» PROVIDED PASSAGE
───

Without Curry’s gravity, the Warriors are far less potent. Butler prefers to be a playmaker rather than an alpha scorer. Podziemski has been quiet through two games. Jonathan Kuminga had 18 points in Game 2 but has been wildly inconsistent, as has Hield, who did go 4 of 9 from 3, but didn’t get going until the Wolves were up by 20 points.
“He wants to win,” Donte DiVincenzo said of Conley. “Everybody wants to win, but you just see how hard he’s playing in whatever stints he has. He’s giving everything he has.”
The Timberwolves have set their mission to suffocate this short-handed team, forcing turnovers and missed shots. That also helps their finicky offense. The Wolves have found out through two games that facing the Warriors’ defense, which has been No. 1 in the league since Butler was acquired in February, has been an entirely different beast to attack than what they saw from the Lakers. Golden State’s activity and length have bothered the Wolves, and they can’t count on the 16-of-37 shooting from 3 that they had in Game 2 to always be there.
“Make or miss shots, we have to defend. We made a few more shots tonight and we win by 20 or whatever,” said DiVincenzo, who hit three 3-pointers. “But we can’t rely on that. I think everybody knows even not making shots in Game 1, we still have the ability to win a game like that on the defensive end.”

───

» DATASET EXTRACT
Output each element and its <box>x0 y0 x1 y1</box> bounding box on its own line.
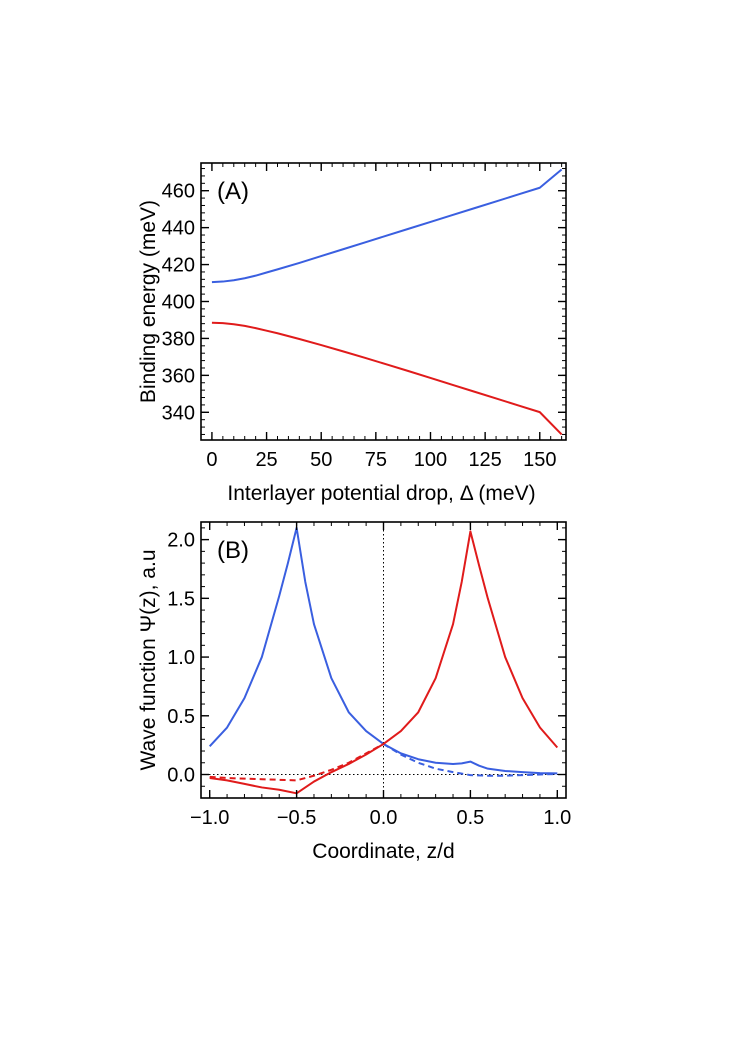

───

» OBJECTIVE 1
In the Warriors–Timberwolves passage, copy the stretch from "Without Curry’s gravity, the" through "by 20 points." word for word.
» OBJECTIVE 2
According to the Warriors–Timberwolves passage, what was Minnesota's shooting from 3 in Game 2?
» OBJECTIVE 3
Shorten the paragraph of the Warriors–Timberwolves passage that begins "The Timberwolves have set their mission" and keep its main facts.

» WORKED SOLUTION 1
Without Curry’s gravity, the Warriors are far less potent. Butler prefers to be a playmaker rather than an alpha scorer. Podziemski has been quiet through two games. Jonathan Kuminga had 18 points in Game 2 but has been wildly inconsistent, as has Hield, who did go 4 of 9 from 3, but didn’t get going until the Wolves were up by 20 points.

» WORKED SOLUTION 2
16 of 37.

» WORKED SOLUTION 3
The Timberwolves aim to suffocate the short-handed Warriors by forcing turnovers and missed shots, which also helps their own uneven offense. Golden State's defense, the league's best since Butler arrived in February, has proved much harder to attack than the Lakers' was. Its activity and length have bothered Minnesota, and the Wolves can't count on repeating their 16-of-37 shooting from 3 in Game 2.